#### CHALLENGE:
Wherever the string "Bill" appears in a line, extract that line.

#### ENTRIES SUPPLIED:
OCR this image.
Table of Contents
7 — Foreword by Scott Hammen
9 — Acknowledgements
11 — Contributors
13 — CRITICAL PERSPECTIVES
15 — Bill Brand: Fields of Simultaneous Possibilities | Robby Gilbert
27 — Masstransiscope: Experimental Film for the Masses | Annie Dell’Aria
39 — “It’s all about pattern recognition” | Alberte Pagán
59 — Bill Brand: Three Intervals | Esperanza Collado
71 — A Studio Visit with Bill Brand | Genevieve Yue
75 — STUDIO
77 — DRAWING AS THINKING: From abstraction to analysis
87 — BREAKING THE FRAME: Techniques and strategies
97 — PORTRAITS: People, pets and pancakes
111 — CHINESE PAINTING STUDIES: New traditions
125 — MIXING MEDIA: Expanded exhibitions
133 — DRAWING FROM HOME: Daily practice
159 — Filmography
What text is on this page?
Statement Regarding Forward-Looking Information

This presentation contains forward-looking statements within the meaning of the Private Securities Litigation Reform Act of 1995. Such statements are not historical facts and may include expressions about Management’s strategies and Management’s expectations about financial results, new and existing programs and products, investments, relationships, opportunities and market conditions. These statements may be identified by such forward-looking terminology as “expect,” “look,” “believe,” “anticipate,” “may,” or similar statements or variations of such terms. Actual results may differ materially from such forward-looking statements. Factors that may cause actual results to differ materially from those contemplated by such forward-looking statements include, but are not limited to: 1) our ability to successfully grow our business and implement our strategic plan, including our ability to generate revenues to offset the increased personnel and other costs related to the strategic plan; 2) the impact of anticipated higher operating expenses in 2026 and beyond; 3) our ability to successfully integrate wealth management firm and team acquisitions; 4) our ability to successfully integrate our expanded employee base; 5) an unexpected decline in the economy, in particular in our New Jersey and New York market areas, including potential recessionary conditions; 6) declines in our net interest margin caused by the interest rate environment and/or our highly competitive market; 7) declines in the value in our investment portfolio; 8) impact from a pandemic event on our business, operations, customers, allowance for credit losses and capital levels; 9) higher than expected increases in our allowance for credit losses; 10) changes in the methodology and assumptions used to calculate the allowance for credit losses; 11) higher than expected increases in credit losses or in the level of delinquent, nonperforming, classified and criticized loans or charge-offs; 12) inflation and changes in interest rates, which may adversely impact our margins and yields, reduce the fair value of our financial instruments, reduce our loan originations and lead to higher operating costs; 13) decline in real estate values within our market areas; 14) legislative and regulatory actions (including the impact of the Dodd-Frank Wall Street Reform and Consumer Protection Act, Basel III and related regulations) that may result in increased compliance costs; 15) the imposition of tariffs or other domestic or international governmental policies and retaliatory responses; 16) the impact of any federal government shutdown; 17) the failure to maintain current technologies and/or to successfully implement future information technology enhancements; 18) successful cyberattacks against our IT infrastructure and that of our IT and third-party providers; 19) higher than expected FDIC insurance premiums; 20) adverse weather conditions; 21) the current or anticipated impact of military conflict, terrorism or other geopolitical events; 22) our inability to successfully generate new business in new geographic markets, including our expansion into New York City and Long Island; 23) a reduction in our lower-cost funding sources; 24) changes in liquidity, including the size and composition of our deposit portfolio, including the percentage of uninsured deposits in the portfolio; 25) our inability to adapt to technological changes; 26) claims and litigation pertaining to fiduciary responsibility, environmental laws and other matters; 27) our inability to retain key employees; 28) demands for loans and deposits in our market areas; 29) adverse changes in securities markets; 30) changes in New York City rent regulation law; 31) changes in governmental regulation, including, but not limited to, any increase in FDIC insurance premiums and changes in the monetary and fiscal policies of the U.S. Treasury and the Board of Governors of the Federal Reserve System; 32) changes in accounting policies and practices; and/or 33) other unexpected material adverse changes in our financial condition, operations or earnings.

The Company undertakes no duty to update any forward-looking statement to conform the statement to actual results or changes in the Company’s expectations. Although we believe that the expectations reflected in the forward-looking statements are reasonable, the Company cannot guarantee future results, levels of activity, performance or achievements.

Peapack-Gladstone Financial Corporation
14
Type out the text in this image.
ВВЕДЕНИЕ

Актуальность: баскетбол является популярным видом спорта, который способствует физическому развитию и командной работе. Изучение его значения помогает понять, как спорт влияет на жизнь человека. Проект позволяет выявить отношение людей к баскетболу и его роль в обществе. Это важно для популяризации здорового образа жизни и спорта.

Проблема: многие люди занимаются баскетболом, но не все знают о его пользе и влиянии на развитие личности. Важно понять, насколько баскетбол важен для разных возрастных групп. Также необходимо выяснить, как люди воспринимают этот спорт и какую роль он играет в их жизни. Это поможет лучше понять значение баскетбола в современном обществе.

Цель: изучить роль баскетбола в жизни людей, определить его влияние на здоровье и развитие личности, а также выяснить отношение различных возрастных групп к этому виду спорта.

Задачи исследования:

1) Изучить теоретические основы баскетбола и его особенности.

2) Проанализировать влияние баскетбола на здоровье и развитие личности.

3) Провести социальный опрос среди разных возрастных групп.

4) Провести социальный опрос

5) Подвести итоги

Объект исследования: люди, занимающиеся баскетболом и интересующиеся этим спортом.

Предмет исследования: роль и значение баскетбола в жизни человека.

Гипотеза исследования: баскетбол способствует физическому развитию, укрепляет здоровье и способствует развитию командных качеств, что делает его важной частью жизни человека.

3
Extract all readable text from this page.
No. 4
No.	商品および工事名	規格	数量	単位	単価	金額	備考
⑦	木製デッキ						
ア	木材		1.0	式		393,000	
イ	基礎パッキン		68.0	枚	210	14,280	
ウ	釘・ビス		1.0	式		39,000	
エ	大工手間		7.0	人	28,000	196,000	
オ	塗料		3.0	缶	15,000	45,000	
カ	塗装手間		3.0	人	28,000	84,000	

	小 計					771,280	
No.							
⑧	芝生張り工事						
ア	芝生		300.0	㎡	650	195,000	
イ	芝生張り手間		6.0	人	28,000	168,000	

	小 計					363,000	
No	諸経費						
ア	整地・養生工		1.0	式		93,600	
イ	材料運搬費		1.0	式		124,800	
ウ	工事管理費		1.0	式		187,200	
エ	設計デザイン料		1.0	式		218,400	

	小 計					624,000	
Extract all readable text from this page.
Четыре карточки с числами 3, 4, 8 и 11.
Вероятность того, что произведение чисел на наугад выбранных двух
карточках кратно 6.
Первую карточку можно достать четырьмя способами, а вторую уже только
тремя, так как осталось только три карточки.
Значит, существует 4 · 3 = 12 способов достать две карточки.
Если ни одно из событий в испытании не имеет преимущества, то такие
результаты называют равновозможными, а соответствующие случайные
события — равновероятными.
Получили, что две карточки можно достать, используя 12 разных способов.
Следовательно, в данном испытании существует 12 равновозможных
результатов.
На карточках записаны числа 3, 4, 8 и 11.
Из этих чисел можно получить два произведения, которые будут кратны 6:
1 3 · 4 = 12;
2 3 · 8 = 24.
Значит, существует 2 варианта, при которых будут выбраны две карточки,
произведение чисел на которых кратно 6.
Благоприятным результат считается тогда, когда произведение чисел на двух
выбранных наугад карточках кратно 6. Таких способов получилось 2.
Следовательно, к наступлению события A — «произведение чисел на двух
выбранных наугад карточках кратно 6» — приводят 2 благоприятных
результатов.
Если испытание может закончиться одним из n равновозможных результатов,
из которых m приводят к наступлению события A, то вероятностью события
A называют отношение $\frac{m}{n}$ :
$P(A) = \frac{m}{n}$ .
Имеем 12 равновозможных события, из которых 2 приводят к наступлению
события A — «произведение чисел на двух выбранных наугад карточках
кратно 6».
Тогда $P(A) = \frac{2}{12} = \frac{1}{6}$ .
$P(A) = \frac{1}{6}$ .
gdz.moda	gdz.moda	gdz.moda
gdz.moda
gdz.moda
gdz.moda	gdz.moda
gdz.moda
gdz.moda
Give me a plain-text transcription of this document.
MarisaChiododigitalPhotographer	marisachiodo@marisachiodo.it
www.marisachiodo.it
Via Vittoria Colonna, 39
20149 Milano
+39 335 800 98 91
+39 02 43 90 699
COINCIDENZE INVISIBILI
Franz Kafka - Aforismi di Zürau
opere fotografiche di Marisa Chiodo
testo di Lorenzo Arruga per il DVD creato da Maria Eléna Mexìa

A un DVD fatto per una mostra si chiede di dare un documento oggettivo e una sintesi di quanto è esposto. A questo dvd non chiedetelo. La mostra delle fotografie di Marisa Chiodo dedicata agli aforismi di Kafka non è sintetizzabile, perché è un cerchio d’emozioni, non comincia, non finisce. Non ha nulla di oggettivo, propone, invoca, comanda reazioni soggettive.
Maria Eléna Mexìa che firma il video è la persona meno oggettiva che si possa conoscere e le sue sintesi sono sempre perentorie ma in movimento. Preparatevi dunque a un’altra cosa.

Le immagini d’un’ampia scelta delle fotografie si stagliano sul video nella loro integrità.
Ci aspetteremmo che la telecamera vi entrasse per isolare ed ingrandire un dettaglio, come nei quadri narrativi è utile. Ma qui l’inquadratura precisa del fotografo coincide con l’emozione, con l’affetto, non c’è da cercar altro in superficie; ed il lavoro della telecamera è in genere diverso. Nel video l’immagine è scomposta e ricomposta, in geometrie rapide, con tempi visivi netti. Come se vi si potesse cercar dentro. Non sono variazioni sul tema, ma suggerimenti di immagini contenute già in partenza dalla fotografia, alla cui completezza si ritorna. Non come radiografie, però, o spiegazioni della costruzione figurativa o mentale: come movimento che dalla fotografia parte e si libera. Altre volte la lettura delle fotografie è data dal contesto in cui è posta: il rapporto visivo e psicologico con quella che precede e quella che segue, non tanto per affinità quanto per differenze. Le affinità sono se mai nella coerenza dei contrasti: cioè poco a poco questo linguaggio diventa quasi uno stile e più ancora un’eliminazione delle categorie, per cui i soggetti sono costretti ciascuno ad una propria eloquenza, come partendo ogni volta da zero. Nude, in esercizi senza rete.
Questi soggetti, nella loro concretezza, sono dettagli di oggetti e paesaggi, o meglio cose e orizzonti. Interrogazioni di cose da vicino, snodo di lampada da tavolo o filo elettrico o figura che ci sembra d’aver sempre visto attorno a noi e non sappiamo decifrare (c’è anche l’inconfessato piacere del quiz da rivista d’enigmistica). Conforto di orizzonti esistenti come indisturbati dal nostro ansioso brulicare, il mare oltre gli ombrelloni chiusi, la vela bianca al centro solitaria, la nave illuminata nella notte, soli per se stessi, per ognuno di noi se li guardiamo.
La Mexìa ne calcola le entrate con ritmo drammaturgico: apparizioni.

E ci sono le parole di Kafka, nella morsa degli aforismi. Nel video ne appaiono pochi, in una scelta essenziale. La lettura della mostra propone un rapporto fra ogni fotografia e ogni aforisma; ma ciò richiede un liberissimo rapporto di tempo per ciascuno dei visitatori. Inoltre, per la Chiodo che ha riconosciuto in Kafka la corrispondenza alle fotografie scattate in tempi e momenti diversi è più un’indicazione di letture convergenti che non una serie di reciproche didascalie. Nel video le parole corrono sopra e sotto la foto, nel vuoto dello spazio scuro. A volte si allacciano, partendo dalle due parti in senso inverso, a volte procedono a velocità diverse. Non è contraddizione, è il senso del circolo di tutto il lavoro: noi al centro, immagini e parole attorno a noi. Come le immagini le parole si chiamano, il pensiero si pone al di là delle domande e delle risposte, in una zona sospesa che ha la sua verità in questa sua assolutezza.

#### EXERCISE RESPONSE:
15 — Bill Brand: Fields of Simultaneous Possibilities | Robby Gilbert
59 — Bill Brand: Three Intervals | Esperanza Collado
71 — A Studio Visit with Bill Brand | Genevieve Yue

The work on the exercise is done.